* _练习原文_:
__________
5.25 受神经线路连接模式的启发
单个神经元能完成的功能非常简单,而复杂的任务往往由很多神经元组成的神经网络来完成。视觉系统可以看作一个深层递归神经网络。首先,它是由多个皮层组成的层级结构,沿着层级通路(腹侧通路)由低到高各个皮层编码的特征逐渐由简单变复杂。然后,视觉系统中存在多种类型的连接,包括低层到高层的前馈连接、层内神经元相互之间的递归连接,以及高层神经元到低层神经元的反馈连接[13] 。计算机视觉中常用的卷积神经网络(CNN)往往是纯前馈的。受大脑中广泛存在的递归连接的启发,文献 [5] 提出在普通的前馈 CNN 中加入层内的递归连接(见图 4),构成递归卷积神经网络(RCNN)。递归连接可以捕捉到上下文信息,有助于物体识别,并且采用权值共享,减少了参数量。模型在多个数据集上均取得当时最好的分类结果。文献 [6] 中将 RCNN 应用到场景标注,该任务对上下文信息十分依赖。RCNN 以端对端的方式取得了优异的效果。
层间的反馈连接对于场景标注这种既需要全局信息,又需要局部信息的任务也很有用。文献 [17]在前馈CNN中增加了一条顶层到底层的反馈连接,并将模型用于场景标注。反馈连接可以将高层的上下文信息返回给底层,并和底层的局部信息进行融合。该模型也以端对端的方式来处理场景标注,得到了不错的效果。
__________
* _提取列表_:
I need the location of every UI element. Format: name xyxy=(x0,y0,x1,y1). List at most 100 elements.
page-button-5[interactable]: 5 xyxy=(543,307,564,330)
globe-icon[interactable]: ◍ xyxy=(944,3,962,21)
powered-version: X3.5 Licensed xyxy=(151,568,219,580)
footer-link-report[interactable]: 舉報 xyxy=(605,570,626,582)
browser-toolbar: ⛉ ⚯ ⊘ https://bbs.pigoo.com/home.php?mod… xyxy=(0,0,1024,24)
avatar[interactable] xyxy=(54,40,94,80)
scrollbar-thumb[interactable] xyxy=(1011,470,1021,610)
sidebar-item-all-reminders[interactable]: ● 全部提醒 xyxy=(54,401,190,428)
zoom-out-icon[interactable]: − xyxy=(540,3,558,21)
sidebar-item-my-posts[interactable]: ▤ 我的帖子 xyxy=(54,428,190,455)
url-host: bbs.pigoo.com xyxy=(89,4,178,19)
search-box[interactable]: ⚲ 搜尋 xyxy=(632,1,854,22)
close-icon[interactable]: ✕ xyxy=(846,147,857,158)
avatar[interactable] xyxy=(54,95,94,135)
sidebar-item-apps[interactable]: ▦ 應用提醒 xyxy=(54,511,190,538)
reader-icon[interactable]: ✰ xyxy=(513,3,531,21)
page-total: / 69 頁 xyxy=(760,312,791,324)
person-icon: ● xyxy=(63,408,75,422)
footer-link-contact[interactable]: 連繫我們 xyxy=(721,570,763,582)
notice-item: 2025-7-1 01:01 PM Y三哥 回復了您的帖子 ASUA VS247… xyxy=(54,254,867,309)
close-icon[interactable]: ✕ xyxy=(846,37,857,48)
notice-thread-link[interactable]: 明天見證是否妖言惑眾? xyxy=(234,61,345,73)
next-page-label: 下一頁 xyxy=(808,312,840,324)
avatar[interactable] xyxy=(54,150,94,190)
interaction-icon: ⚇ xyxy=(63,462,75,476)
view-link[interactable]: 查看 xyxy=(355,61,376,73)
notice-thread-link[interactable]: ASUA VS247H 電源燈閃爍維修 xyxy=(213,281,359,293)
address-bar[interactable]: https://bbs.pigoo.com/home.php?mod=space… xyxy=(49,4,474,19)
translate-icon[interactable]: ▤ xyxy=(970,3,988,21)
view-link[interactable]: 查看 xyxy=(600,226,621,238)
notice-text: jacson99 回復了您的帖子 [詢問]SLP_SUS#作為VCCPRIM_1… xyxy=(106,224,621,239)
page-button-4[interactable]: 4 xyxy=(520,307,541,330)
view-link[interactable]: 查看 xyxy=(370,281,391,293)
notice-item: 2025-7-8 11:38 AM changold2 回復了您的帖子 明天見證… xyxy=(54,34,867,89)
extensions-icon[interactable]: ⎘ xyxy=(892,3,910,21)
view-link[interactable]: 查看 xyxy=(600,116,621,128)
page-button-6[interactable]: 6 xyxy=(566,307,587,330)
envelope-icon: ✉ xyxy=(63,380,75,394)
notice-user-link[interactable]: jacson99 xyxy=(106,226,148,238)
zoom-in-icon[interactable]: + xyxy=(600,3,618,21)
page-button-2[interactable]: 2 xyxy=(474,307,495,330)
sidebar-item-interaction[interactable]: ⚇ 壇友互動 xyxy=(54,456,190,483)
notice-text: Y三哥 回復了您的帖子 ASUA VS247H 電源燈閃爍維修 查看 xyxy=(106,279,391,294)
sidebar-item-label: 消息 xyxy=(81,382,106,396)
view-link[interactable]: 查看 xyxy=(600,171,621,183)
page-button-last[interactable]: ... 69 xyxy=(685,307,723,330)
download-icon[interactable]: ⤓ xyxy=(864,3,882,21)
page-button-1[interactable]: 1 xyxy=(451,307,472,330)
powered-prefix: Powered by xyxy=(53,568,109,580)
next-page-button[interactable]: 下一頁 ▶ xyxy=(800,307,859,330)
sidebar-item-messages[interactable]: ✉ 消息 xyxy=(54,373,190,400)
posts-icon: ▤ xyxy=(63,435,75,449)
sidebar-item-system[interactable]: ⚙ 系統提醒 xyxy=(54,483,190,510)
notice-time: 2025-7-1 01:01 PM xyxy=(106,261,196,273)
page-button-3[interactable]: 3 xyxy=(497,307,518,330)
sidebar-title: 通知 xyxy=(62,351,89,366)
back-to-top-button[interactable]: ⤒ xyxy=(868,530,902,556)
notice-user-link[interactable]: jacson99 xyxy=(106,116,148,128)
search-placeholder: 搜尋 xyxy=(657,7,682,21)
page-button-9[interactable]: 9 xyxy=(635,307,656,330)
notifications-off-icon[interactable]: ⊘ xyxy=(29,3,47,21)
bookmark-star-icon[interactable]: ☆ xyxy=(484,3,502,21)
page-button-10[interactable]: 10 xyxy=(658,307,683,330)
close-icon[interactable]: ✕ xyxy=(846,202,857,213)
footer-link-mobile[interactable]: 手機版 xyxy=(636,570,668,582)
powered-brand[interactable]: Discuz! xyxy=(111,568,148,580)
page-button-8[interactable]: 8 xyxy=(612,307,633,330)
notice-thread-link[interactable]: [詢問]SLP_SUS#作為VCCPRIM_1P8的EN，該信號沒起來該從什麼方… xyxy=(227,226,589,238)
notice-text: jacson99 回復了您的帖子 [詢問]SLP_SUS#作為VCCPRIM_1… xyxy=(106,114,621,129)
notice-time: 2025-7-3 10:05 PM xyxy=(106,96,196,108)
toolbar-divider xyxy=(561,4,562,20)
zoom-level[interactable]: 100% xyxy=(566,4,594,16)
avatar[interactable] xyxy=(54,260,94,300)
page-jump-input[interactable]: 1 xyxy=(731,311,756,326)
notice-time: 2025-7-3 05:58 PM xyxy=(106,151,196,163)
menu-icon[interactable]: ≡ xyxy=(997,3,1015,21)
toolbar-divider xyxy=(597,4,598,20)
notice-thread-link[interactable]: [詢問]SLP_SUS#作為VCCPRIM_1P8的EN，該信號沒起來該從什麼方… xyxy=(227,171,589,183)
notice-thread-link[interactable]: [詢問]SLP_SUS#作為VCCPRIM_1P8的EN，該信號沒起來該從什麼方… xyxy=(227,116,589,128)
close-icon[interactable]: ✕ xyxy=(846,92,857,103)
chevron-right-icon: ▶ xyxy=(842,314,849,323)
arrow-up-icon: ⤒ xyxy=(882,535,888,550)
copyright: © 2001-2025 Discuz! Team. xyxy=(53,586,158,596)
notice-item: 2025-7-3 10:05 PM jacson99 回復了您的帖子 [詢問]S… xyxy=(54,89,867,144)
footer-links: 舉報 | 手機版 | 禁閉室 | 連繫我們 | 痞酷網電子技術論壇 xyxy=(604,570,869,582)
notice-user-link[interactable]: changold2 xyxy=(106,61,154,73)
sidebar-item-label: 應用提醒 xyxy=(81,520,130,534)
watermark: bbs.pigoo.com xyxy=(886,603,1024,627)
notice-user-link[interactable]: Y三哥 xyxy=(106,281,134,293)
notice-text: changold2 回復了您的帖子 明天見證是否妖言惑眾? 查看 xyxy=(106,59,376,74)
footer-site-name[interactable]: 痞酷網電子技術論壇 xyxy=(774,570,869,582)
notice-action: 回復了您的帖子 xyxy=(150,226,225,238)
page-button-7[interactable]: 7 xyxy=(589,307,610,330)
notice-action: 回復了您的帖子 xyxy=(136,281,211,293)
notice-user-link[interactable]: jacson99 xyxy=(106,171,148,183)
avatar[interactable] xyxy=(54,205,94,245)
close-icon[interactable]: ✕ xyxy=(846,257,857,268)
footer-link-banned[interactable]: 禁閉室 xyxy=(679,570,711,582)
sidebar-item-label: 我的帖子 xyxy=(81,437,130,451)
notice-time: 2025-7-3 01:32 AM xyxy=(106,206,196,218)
__________
* _练习任务_:
1. 按练习原文的说法,文献 [17] 在前馈CNN中增加了一条什么样的连接?
2. 请把练习原文中从“5.25 受神经线路连接模式的启发”起到“场景标注,得到了不错的效果。”为止的那一段一字不差地抄写下来。

* _参考答案_:
1. 一条顶层到底层的反馈连接。

2.
5.25 受神经线路连接模式的启发
单个神经元能完成的功能非常简单,而复杂的任务往往由很多神经元组成的神经网络来完成。视觉系统可以看作一个深层递归神经网络。首先,它是由多个皮层组成的层级结构,沿着层级通路(腹侧通路)由低到高各个皮层编码的特征逐渐由简单变复杂。然后,视觉系统中存在多种类型的连接,包括低层到高层的前馈连接、层内神经元相互之间的递归连接,以及高层神经元到低层神经元的反馈连接[13] 。计算机视觉中常用的卷积神经网络(CNN)往往是纯前馈的。受大脑中广泛存在的递归连接的启发,文献 [5] 提出在普通的前馈 CNN 中加入层内的递归连接(见图 4),构成递归卷积神经网络(RCNN)。递归连接可以捕捉到上下文信息,有助于物体识别,并且采用权值共享,减少了参数量。模型在多个数据集上均取得当时最好的分类结果。文献 [6] 中将 RCNN 应用到场景标注,该任务对上下文信息十分依赖。RCNN 以端对端的方式取得了优异的效果。
层间的反馈连接对于场景标注这种既需要全局信息,又需要局部信息的任务也很有用。文献 [17]在前馈CNN中增加了一条顶层到底层的反馈连接,并将模型用于场景标注。反馈连接可以将高层的上下文信息返回给底层,并和底层的局部信息进行融合。该模型也以端对端的方式来处理场景标注,得到了不错的效果。